[Stored items]
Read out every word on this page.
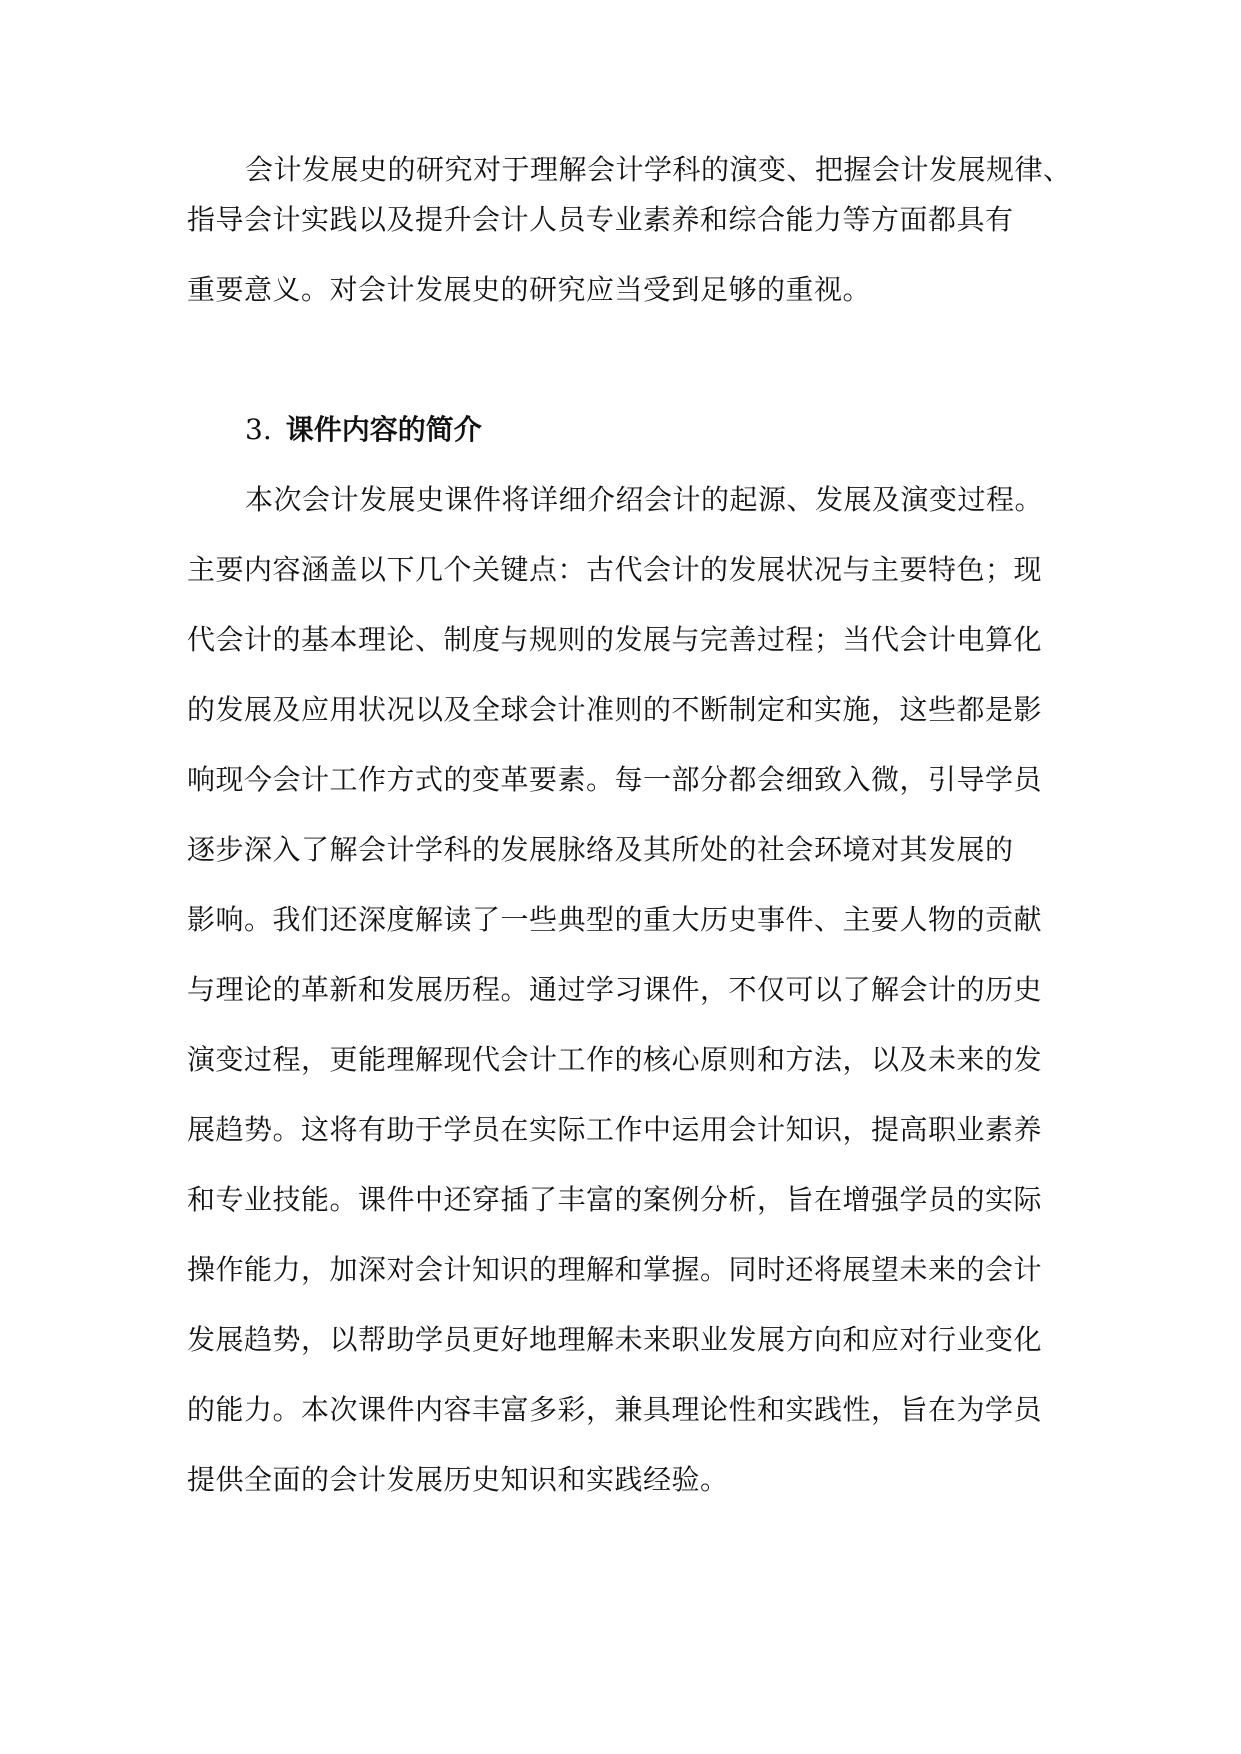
会计发展史的研究对于理解会计学科的演变、把握会计发展规律、
指导会计实践以及提升会计人员专业素养和综合能力等方面都具有
重要意义。对会计发展史的研究应当受到足够的重视。
3. 课件内容的简介
本次会计发展史课件将详细介绍会计的起源、发展及演变过程。
主要内容涵盖以下几个关键点：古代会计的发展状况与主要特色；现
代会计的基本理论、制度与规则的发展与完善过程；当代会计电算化
的发展及应用状况以及全球会计准则的不断制定和实施，这些都是影
响现今会计工作方式的变革要素。每一部分都会细致入微，引导学员
逐步深入了解会计学科的发展脉络及其所处的社会环境对其发展的
影响。我们还深度解读了一些典型的重大历史事件、主要人物的贡献
与理论的革新和发展历程。通过学习课件，不仅可以了解会计的历史
演变过程，更能理解现代会计工作的核心原则和方法，以及未来的发
展趋势。这将有助于学员在实际工作中运用会计知识，提高职业素养
和专业技能。课件中还穿插了丰富的案例分析，旨在增强学员的实际
操作能力，加深对会计知识的理解和掌握。同时还将展望未来的会计
发展趋势，以帮助学员更好地理解未来职业发展方向和应对行业变化
的能力。本次课件内容丰富多彩，兼具理论性和实践性，旨在为学员
提供全面的会计发展历史知识和实践经验。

▶ _WHAT YOU NEED TO DO_: Reproduce all of the data exactly; the pictures do not belong in the copy.

▶ _SOLUTION FOR THIS PROBLEM_:
Read out every word on this page.
会计发展史的研究对于理解会计学科的演变、把握会计发展规律、
指导会计实践以及提升会计人员专业素养和综合能力等方面都具有
重要意义。对会计发展史的研究应当受到足够的重视。
3. 课件内容的简介
本次会计发展史课件将详细介绍会计的起源、发展及演变过程。
主要内容涵盖以下几个关键点：古代会计的发展状况与主要特色；现
代会计的基本理论、制度与规则的发展与完善过程；当代会计电算化
的发展及应用状况以及全球会计准则的不断制定和实施，这些都是影
响现今会计工作方式的变革要素。每一部分都会细致入微，引导学员
逐步深入了解会计学科的发展脉络及其所处的社会环境对其发展的
影响。我们还深度解读了一些典型的重大历史事件、主要人物的贡献
与理论的革新和发展历程。通过学习课件，不仅可以了解会计的历史
演变过程，更能理解现代会计工作的核心原则和方法，以及未来的发
展趋势。这将有助于学员在实际工作中运用会计知识，提高职业素养
和专业技能。课件中还穿插了丰富的案例分析，旨在增强学员的实际
操作能力，加深对会计知识的理解和掌握。同时还将展望未来的会计
发展趋势，以帮助学员更好地理解未来职业发展方向和应对行业变化
的能力。本次课件内容丰富多彩，兼具理论性和实践性，旨在为学员
提供全面的会计发展历史知识和实践经验。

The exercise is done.